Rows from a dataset
########################################

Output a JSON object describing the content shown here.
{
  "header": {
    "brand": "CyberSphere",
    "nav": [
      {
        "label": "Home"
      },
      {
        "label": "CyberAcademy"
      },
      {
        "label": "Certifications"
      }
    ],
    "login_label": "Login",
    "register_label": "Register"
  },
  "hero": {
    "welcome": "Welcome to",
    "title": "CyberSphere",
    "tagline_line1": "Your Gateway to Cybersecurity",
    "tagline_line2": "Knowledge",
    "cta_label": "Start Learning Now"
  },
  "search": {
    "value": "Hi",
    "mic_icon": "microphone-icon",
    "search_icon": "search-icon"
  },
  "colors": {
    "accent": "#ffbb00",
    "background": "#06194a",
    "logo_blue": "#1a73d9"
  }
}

########################################

Return each line of the records above exactly as it reads.

Output a JSON object describing the content shown here.
{
  "header": {
    "brand": "CyberSphere",
    "nav": [
      {
        "label": "Home"
      },
      {
        "label": "CyberAcademy"
      },
      {
        "label": "Certifications"
      }
    ],
    "login_label": "Login",
    "register_label": "Register"
  },
  "hero": {
    "welcome": "Welcome to",
    "title": "CyberSphere",
    "tagline_line1": "Your Gateway to Cybersecurity",
    "tagline_line2": "Knowledge",
    "cta_label": "Start Learning Now"
  },
  "search": {
    "value": "Hi",
    "mic_icon": "microphone-icon",
    "search_icon": "search-icon"
  },
  "colors": {
    "accent": "#ffbb00",
    "background": "#06194a",
    "logo_blue": "#1a73d9"
  }
}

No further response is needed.